(Data listing)
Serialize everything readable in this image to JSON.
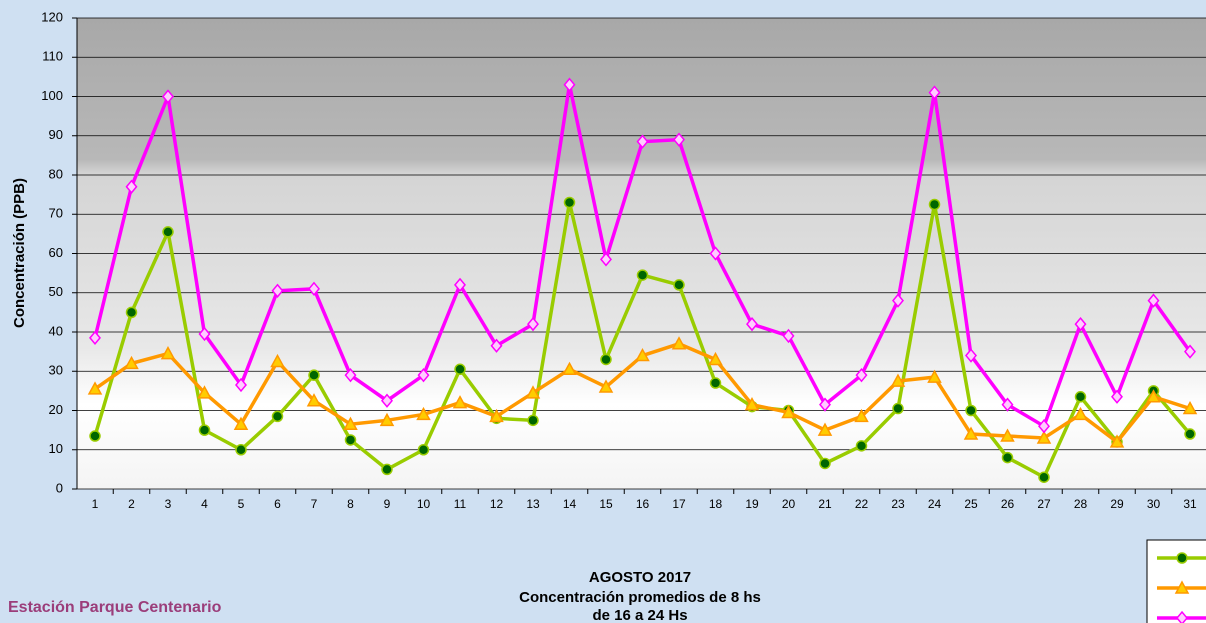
{
  "chart_data": {
    "type": "line",
    "title": "AGOSTO 2017",
    "subtitle": [
      "Concentración promedios de 8 hs",
      "de 16 a 24 Hs"
    ],
    "footer": "Estación Parque Centenario",
    "y_label": "Concentración  (PPB)",
    "categories": [
      "1",
      "2",
      "3",
      "4",
      "5",
      "6",
      "7",
      "8",
      "9",
      "10",
      "11",
      "12",
      "13",
      "14",
      "15",
      "16",
      "17",
      "18",
      "19",
      "20",
      "21",
      "22",
      "23",
      "24",
      "25",
      "26",
      "27",
      "28",
      "29",
      "30",
      "31"
    ],
    "series": [
      {
        "color": "#99cc00",
        "marker": "circle",
        "marker_fill": "#006600",
        "values": [
          13.5,
          45,
          65.5,
          15,
          10,
          18.5,
          29,
          12.5,
          5,
          10,
          30.5,
          18,
          17.5,
          73,
          33,
          54.5,
          52,
          27,
          21,
          20,
          6.5,
          11,
          20.5,
          72.5,
          20,
          8,
          3,
          23.5,
          12,
          25,
          14
        ]
      },
      {
        "color": "#ff9900",
        "marker": "triangle",
        "marker_fill": "#ffcc00",
        "values": [
          25.5,
          32,
          34.5,
          24.5,
          16.5,
          32.5,
          22.5,
          16.5,
          17.5,
          19,
          22,
          18.5,
          24.5,
          30.5,
          26,
          34,
          37,
          33,
          21.5,
          19.5,
          15,
          18.5,
          27.5,
          28.5,
          14,
          13.5,
          13,
          19,
          12,
          23.5,
          20.5
        ]
      },
      {
        "color": "#ff00ff",
        "marker": "diamond",
        "marker_fill": "#ffccff",
        "values": [
          38.5,
          77,
          100,
          39.5,
          26.5,
          50.5,
          51,
          29,
          22.5,
          29,
          52,
          36.5,
          42,
          103,
          58.5,
          88.5,
          89,
          60,
          42,
          39,
          21.5,
          29,
          48,
          101,
          34,
          21.5,
          16,
          42,
          23.5,
          48,
          35
        ]
      }
    ],
    "ylim": [
      0,
      120
    ],
    "yticks": [
      0,
      10,
      20,
      30,
      40,
      50,
      60,
      70,
      80,
      90,
      100,
      110,
      120
    ],
    "grid": true
  }
}
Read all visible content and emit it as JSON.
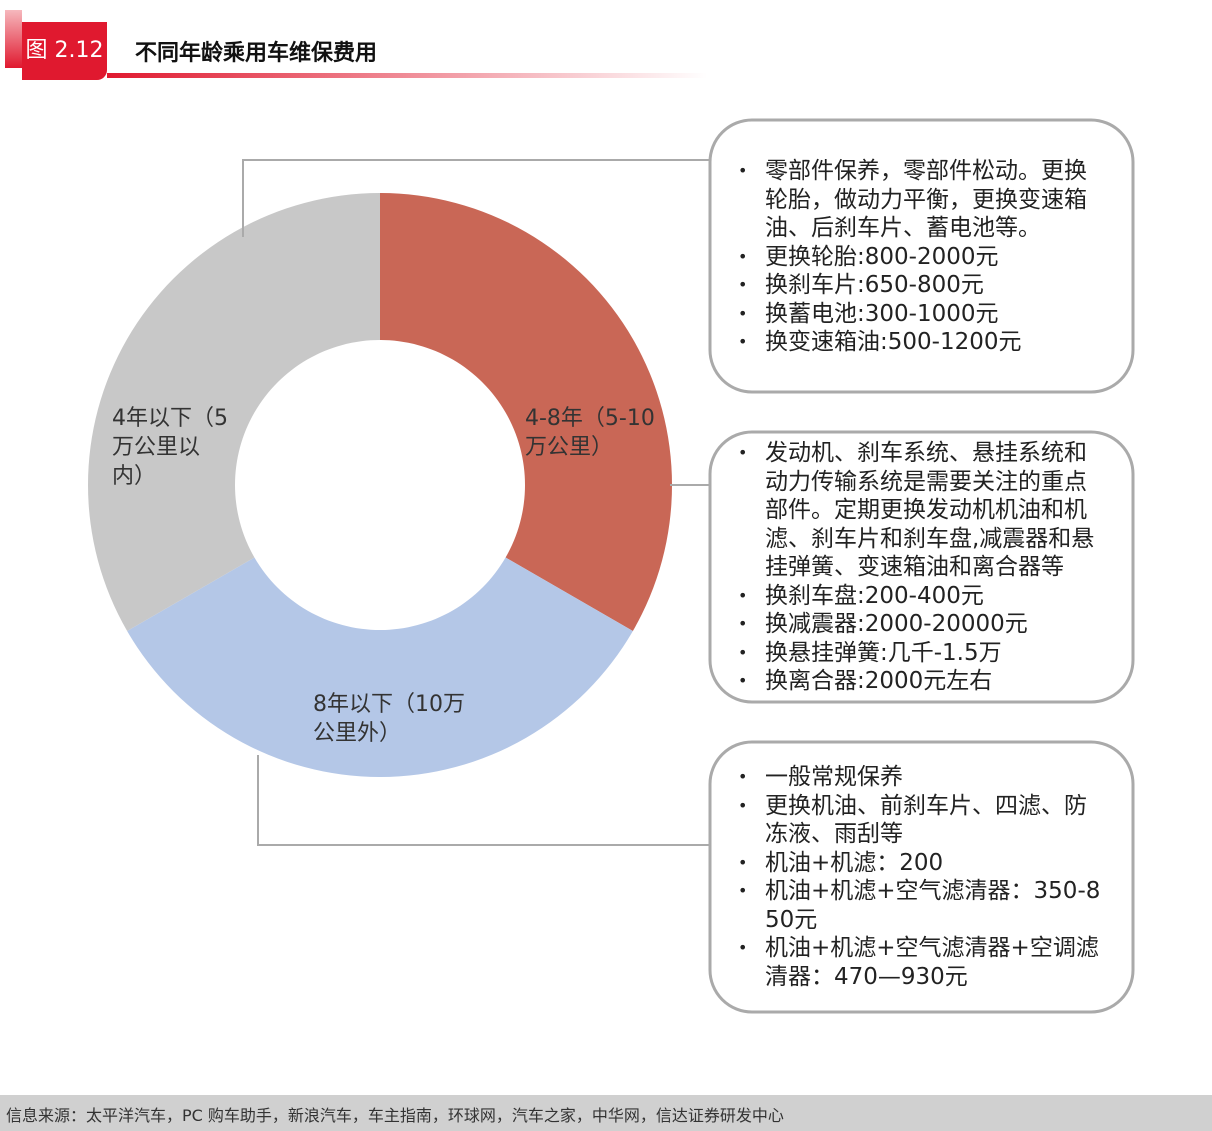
{
  "figure_label": "图 2.12",
  "chart_data": {
    "type": "pie",
    "donut": true,
    "title": "不同年龄乘用车维保费用",
    "categories": [
      "4-8年（5-10万公里）",
      "8年以下（10万公里外）",
      "4年以下（5万公里以内）"
    ],
    "values": [
      33.3,
      33.3,
      33.3
    ],
    "colors": [
      "#c96756",
      "#b4c7e7",
      "#c8c8c8"
    ],
    "callouts": [
      [
        "零部件保养，零部件松动。更换轮胎，做动力平衡，更换变速箱油、后刹车片、蓄电池等。",
        "更换轮胎:800-2000元",
        "换刹车片:650-800元",
        "换蓄电池:300-1000元",
        "换变速箱油:500-1200元"
      ],
      [
        "发动机、刹车系统、悬挂系统和动力传输系统是需要关注的重点部件。定期更换发动机机油和机滤、刹车片和刹车盘,减震器和悬挂弹簧、变速箱油和离合器等",
        "换刹车盘:200-400元",
        "换减震器:2000-20000元",
        "换悬挂弹簧:几千-1.5万",
        "换离合器:2000元左右"
      ],
      [
        "一般常规保养",
        "更换机油、前刹车片、四滤、防冻液、雨刮等",
        "机油+机滤：200",
        "机油+机滤+空气滤清器：350-850元",
        "机油+机滤+空气滤清器+空调滤清器：470—930元"
      ]
    ]
  },
  "source": "信息来源：太平洋汽车，PC 购车助手，新浪汽车，车主指南，环球网，汽车之家，中华网，信达证券研发中心"
}
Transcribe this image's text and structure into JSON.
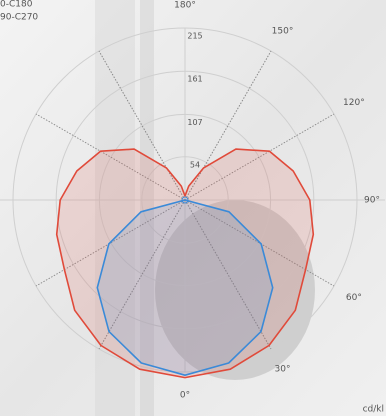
{
  "chart_data": {
    "type": "polar",
    "unit_label": "cd/kl",
    "angles": [
      0,
      15,
      30,
      45,
      60,
      75,
      90,
      105,
      120,
      135,
      150,
      165,
      180,
      195,
      210,
      225,
      240,
      255,
      270,
      285,
      300,
      315,
      330,
      345
    ],
    "series": [
      {
        "name": "0-C180",
        "color": "#e04a3a",
        "values": [
          222,
          219,
          210,
          195,
          174,
          166,
          156,
          140,
          122,
          90,
          46,
          18,
          5,
          18,
          46,
          90,
          122,
          140,
          156,
          166,
          174,
          195,
          210,
          219
        ]
      },
      {
        "name": "90-C270",
        "color": "#3a8ad8",
        "values": [
          219,
          211,
          190,
          155,
          110,
          57,
          0,
          0,
          0,
          0,
          0,
          0,
          0,
          0,
          0,
          0,
          0,
          0,
          0,
          57,
          110,
          155,
          190,
          211
        ]
      }
    ],
    "rlim": [
      0,
      215
    ],
    "rticks": [
      54,
      107,
      161,
      215
    ],
    "thetaticks": [
      {
        "value": 0,
        "label": "0°"
      },
      {
        "value": 30,
        "label": "30°"
      },
      {
        "value": 60,
        "label": "60°"
      },
      {
        "value": 90,
        "label": "90°"
      },
      {
        "value": 120,
        "label": "120°"
      },
      {
        "value": 150,
        "label": "150°"
      },
      {
        "value": 180,
        "label": "180°"
      }
    ],
    "grid": true
  }
}
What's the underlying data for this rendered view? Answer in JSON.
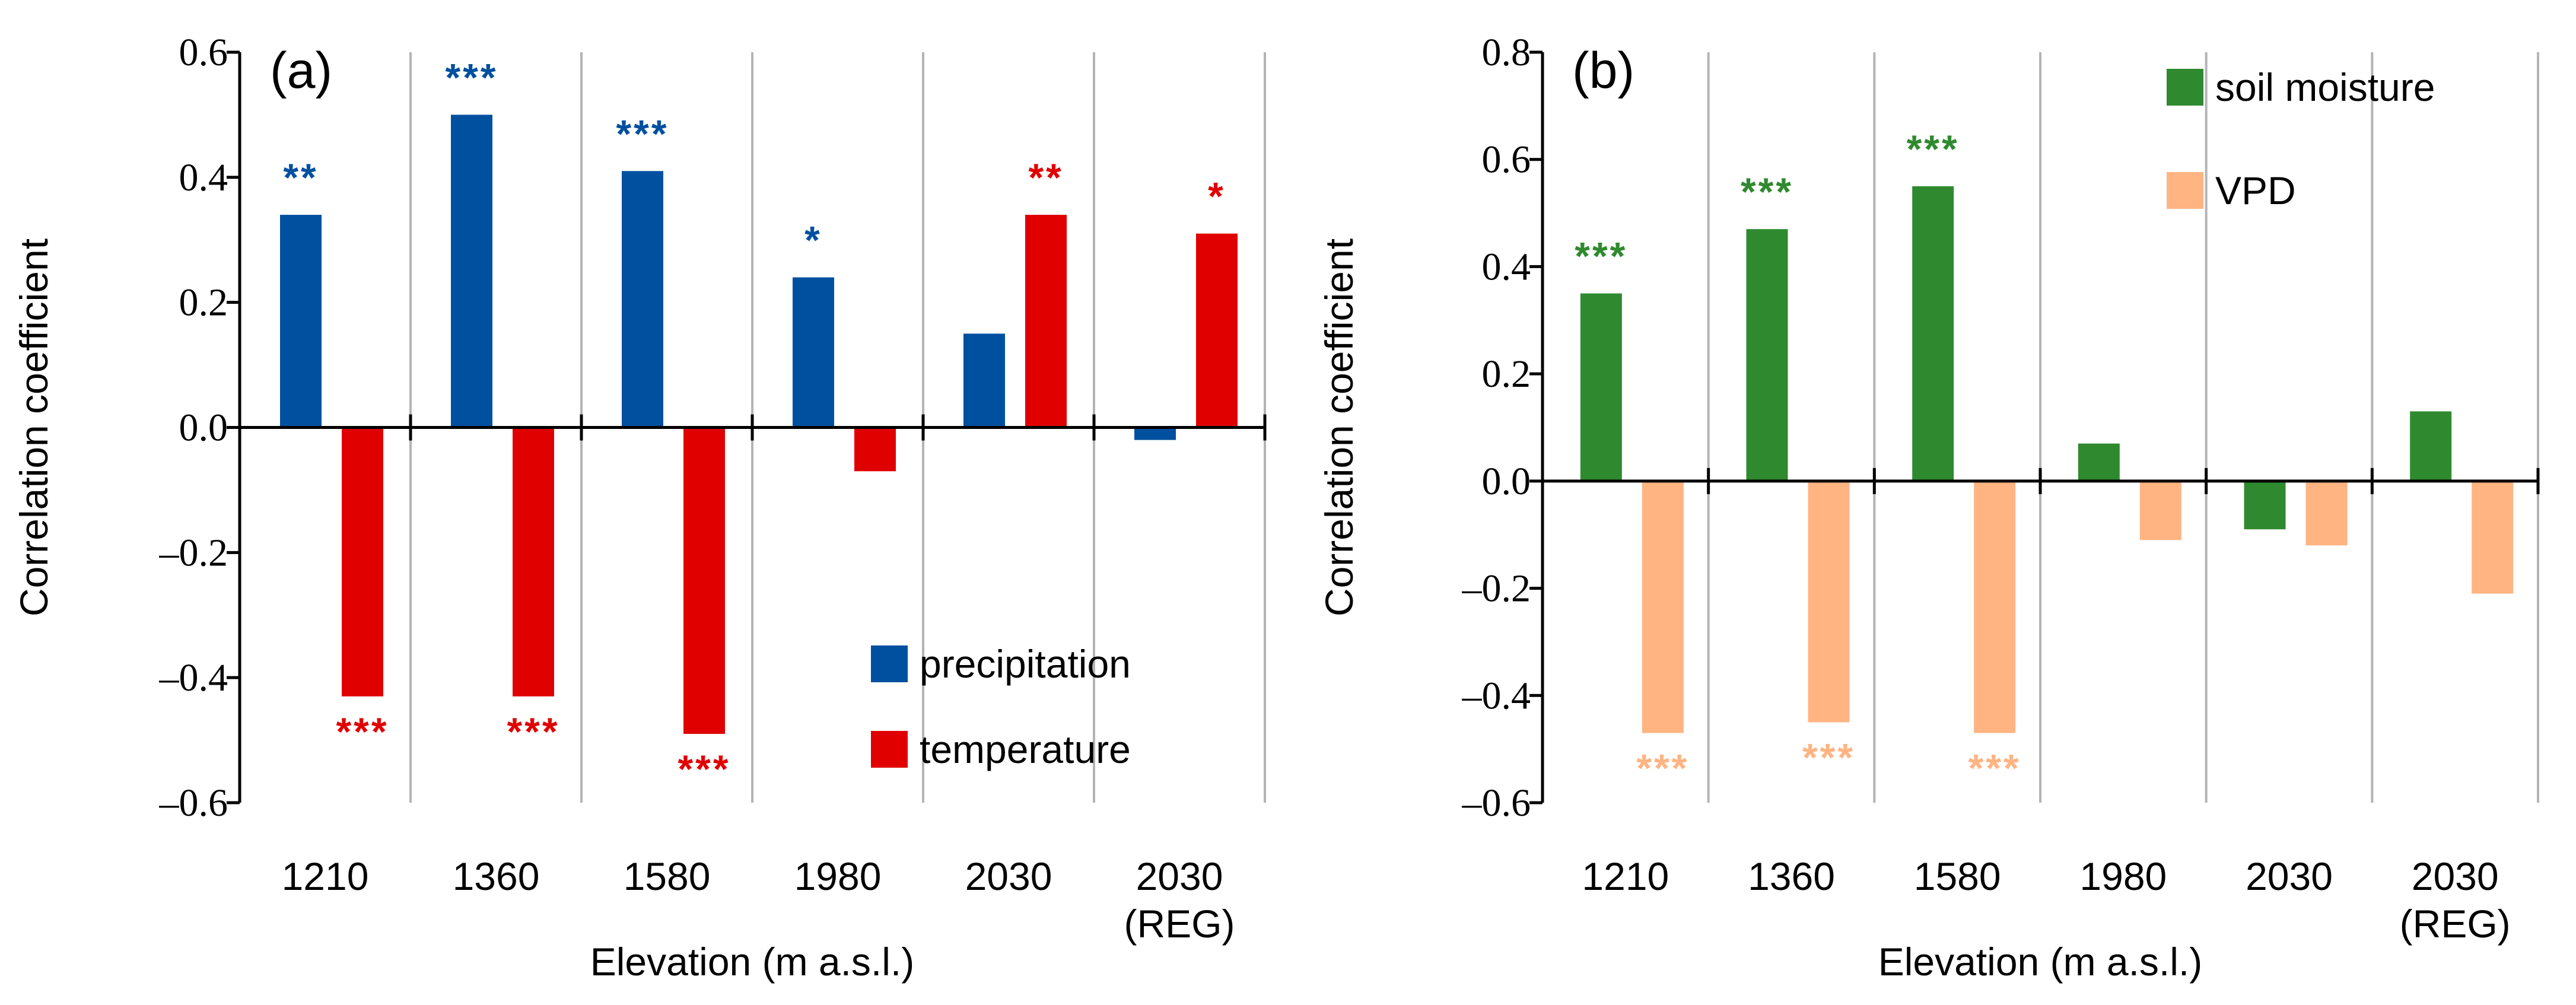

Task description:
Reproduce all of the entries word for word, skipping any pictures they hold.

Solution:
Serialize everything readable in this image to JSON.
{
  "chart_data": {
    "type": "line",
    "title": "AGOSTO 2017",
    "subtitle": [
      "Concentración promedios de 8 hs",
      "de 16 a 24 Hs"
    ],
    "footer": "Estación Parque Centenario",
    "y_label": "Concentración  (PPB)",
    "categories": [
      "1",
      "2",
      "3",
      "4",
      "5",
      "6",
      "7",
      "8",
      "9",
      "10",
      "11",
      "12",
      "13",
      "14",
      "15",
      "16",
      "17",
      "18",
      "19",
      "20",
      "21",
      "22",
      "23",
      "24",
      "25",
      "26",
      "27",
      "28",
      "29",
      "30",
      "31"
    ],
    "series": [
      {
        "color": "#99cc00",
        "marker": "circle",
        "marker_fill": "#006600",
        "values": [
          13.5,
          45,
          65.5,
          15,
          10,
          18.5,
          29,
          12.5,
          5,
          10,
          30.5,
          18,
          17.5,
          73,
          33,
          54.5,
          52,
          27,
          21,
          20,
          6.5,
          11,
          20.5,
          72.5,
          20,
          8,
          3,
          23.5,
          12,
          25,
          14
        ]
      },
      {
        "color": "#ff9900",
        "marker": "triangle",
        "marker_fill": "#ffcc00",
        "values": [
          25.5,
          32,
          34.5,
          24.5,
          16.5,
          32.5,
          22.5,
          16.5,
          17.5,
          19,
          22,
          18.5,
          24.5,
          30.5,
          26,
          34,
          37,
          33,
          21.5,
          19.5,
          15,
          18.5,
          27.5,
          28.5,
          14,
          13.5,
          13,
          19,
          12,
          23.5,
          20.5
        ]
      },
      {
        "color": "#ff00ff",
        "marker": "diamond",
        "marker_fill": "#ffccff",
        "values": [
          38.5,
          77,
          100,
          39.5,
          26.5,
          50.5,
          51,
          29,
          22.5,
          29,
          52,
          36.5,
          42,
          103,
          58.5,
          88.5,
          89,
          60,
          42,
          39,
          21.5,
          29,
          48,
          101,
          34,
          21.5,
          16,
          42,
          23.5,
          48,
          35
        ]
      }
    ],
    "ylim": [
      0,
      120
    ],
    "yticks": [
      0,
      10,
      20,
      30,
      40,
      50,
      60,
      70,
      80,
      90,
      100,
      110,
      120
    ],
    "grid": true
  }
}
Read all visible content and emit it as JSON.
{
  "figure_label": "图 2.12",
  "chart_data": {
    "type": "pie",
    "donut": true,
    "title": "不同年龄乘用车维保费用",
    "categories": [
      "4-8年（5-10万公里）",
      "8年以下（10万公里外）",
      "4年以下（5万公里以内）"
    ],
    "values": [
      33.3,
      33.3,
      33.3
    ],
    "colors": [
      "#c96756",
      "#b4c7e7",
      "#c8c8c8"
    ],
    "callouts": [
      [
        "零部件保养，零部件松动。更换轮胎，做动力平衡，更换变速箱油、后刹车片、蓄电池等。",
        "更换轮胎:800-2000元",
        "换刹车片:650-800元",
        "换蓄电池:300-1000元",
        "换变速箱油:500-1200元"
      ],
      [
        "发动机、刹车系统、悬挂系统和动力传输系统是需要关注的重点部件。定期更换发动机机油和机滤、刹车片和刹车盘,减震器和悬挂弹簧、变速箱油和离合器等",
        "换刹车盘:200-400元",
        "换减震器:2000-20000元",
        "换悬挂弹簧:几千-1.5万",
        "换离合器:2000元左右"
      ],
      [
        "一般常规保养",
        "更换机油、前刹车片、四滤、防冻液、雨刮等",
        "机油+机滤：200",
        "机油+机滤+空气滤清器：350-850元",
        "机油+机滤+空气滤清器+空调滤清器：470—930元"
      ]
    ]
  },
  "source": "信息来源：太平洋汽车，PC 购车助手，新浪汽车，车主指南，环球网，汽车之家，中华网，信达证券研发中心"
}
Transcribe this image's text and structure into JSON.
{
  "chart_data": {
    "type": "polar",
    "unit_label": "cd/kl",
    "angles": [
      0,
      15,
      30,
      45,
      60,
      75,
      90,
      105,
      120,
      135,
      150,
      165,
      180,
      195,
      210,
      225,
      240,
      255,
      270,
      285,
      300,
      315,
      330,
      345
    ],
    "series": [
      {
        "name": "0-C180",
        "color": "#e04a3a",
        "values": [
          222,
          219,
          210,
          195,
          174,
          166,
          156,
          140,
          122,
          90,
          46,
          18,
          5,
          18,
          46,
          90,
          122,
          140,
          156,
          166,
          174,
          195,
          210,
          219
        ]
      },
      {
        "name": "90-C270",
        "color": "#3a8ad8",
        "values": [
          219,
          211,
          190,
          155,
          110,
          57,
          0,
          0,
          0,
          0,
          0,
          0,
          0,
          0,
          0,
          0,
          0,
          0,
          0,
          57,
          110,
          155,
          190,
          211
        ]
      }
    ],
    "rlim": [
      0,
      215
    ],
    "rticks": [
      54,
      107,
      161,
      215
    ],
    "thetaticks": [
      {
        "value": 0,
        "label": "0°"
      },
      {
        "value": 30,
        "label": "30°"
      },
      {
        "value": 60,
        "label": "60°"
      },
      {
        "value": 90,
        "label": "90°"
      },
      {
        "value": 120,
        "label": "120°"
      },
      {
        "value": 150,
        "label": "150°"
      },
      {
        "value": 180,
        "label": "180°"
      }
    ],
    "grid": true
  }
}
What's the underlying data for this rendered view? Answer in JSON.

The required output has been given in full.